▸ Given instruction
Word for word, restate every line of the material.

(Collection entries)
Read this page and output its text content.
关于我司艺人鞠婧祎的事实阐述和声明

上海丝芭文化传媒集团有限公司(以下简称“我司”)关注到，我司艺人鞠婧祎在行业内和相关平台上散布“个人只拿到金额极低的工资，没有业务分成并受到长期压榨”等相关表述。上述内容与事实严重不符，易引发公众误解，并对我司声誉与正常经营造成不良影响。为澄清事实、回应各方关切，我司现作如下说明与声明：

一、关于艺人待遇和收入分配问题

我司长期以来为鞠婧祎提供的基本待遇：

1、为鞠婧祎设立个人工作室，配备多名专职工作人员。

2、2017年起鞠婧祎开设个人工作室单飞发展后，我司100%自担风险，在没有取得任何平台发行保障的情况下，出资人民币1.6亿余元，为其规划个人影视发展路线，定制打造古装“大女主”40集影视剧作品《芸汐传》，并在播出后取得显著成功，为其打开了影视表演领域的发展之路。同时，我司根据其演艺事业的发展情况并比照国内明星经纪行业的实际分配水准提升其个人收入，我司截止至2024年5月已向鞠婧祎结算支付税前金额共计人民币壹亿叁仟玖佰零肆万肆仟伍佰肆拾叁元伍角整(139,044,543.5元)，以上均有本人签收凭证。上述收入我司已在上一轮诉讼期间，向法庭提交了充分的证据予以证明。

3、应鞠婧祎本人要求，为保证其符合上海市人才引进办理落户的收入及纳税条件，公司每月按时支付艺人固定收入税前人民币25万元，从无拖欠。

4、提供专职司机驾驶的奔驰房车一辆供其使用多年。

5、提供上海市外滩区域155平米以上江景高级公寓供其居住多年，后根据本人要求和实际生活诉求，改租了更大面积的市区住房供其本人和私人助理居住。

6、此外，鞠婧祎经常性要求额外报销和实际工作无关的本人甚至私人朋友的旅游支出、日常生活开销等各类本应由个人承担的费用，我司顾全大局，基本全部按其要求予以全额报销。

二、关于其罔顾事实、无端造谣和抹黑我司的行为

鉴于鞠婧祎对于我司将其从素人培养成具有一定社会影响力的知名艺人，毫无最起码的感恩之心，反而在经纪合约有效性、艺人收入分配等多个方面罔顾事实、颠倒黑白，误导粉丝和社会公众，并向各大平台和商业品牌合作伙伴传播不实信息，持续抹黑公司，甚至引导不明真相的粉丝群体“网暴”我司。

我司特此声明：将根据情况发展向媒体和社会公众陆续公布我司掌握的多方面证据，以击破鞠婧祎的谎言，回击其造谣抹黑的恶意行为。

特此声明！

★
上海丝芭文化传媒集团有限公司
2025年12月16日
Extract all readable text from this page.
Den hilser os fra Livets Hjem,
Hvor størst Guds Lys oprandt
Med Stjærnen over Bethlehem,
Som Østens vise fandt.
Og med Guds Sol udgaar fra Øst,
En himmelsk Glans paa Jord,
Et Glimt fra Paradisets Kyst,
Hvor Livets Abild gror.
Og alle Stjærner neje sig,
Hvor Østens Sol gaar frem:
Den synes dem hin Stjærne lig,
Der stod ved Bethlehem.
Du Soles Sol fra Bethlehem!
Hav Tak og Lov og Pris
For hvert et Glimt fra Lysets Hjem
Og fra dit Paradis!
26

▸ Response to the exercise
Read this page and output its text content.
关于我司艺人鞠婧祎的事实阐述和声明

上海丝芭文化传媒集团有限公司(以下简称“我司”)关注到，我司艺人鞠婧祎在行业内和相关平台上散布“个人只拿到金额极低的工资，没有业务分成并受到长期压榨”等相关表述。上述内容与事实严重不符，易引发公众误解，并对我司声誉与正常经营造成不良影响。为澄清事实、回应各方关切，我司现作如下说明与声明：

一、关于艺人待遇和收入分配问题

我司长期以来为鞠婧祎提供的基本待遇：

1、为鞠婧祎设立个人工作室，配备多名专职工作人员。

2、2017年起鞠婧祎开设个人工作室单飞发展后，我司100%自担风险，在没有取得任何平台发行保障的情况下，出资人民币1.6亿余元，为其规划个人影视发展路线，定制打造古装“大女主”40集影视剧作品《芸汐传》，并在播出后取得显著成功，为其打开了影视表演领域的发展之路。同时，我司根据其演艺事业的发展情况并比照国内明星经纪行业的实际分配水准提升其个人收入，我司截止至2024年5月已向鞠婧祎结算支付税前金额共计人民币壹亿叁仟玖佰零肆万肆仟伍佰肆拾叁元伍角整(139,044,543.5元)，以上均有本人签收凭证。上述收入我司已在上一轮诉讼期间，向法庭提交了充分的证据予以证明。

3、应鞠婧祎本人要求，为保证其符合上海市人才引进办理落户的收入及纳税条件，公司每月按时支付艺人固定收入税前人民币25万元，从无拖欠。

4、提供专职司机驾驶的奔驰房车一辆供其使用多年。

5、提供上海市外滩区域155平米以上江景高级公寓供其居住多年，后根据本人要求和实际生活诉求，改租了更大面积的市区住房供其本人和私人助理居住。

6、此外，鞠婧祎经常性要求额外报销和实际工作无关的本人甚至私人朋友的旅游支出、日常生活开销等各类本应由个人承担的费用，我司顾全大局，基本全部按其要求予以全额报销。

二、关于其罔顾事实、无端造谣和抹黑我司的行为

鉴于鞠婧祎对于我司将其从素人培养成具有一定社会影响力的知名艺人，毫无最起码的感恩之心，反而在经纪合约有效性、艺人收入分配等多个方面罔顾事实、颠倒黑白，误导粉丝和社会公众，并向各大平台和商业品牌合作伙伴传播不实信息，持续抹黑公司，甚至引导不明真相的粉丝群体“网暴”我司。

我司特此声明：将根据情况发展向媒体和社会公众陆续公布我司掌握的多方面证据，以击破鞠婧祎的谎言，回击其造谣抹黑的恶意行为。

特此声明！

★
上海丝芭文化传媒集团有限公司
2025年12月16日
Extract all readable text from this page.
Den hilser os fra Livets Hjem,
Hvor størst Guds Lys oprandt
Med Stjærnen over Bethlehem,
Som Østens vise fandt.
Og med Guds Sol udgaar fra Øst,
En himmelsk Glans paa Jord,
Et Glimt fra Paradisets Kyst,
Hvor Livets Abild gror.
Og alle Stjærner neje sig,
Hvor Østens Sol gaar frem:
Den synes dem hin Stjærne lig,
Der stod ved Bethlehem.
Du Soles Sol fra Bethlehem!
Hav Tak og Lov og Pris
For hvert et Glimt fra Lysets Hjem
Og fra dit Paradis!
26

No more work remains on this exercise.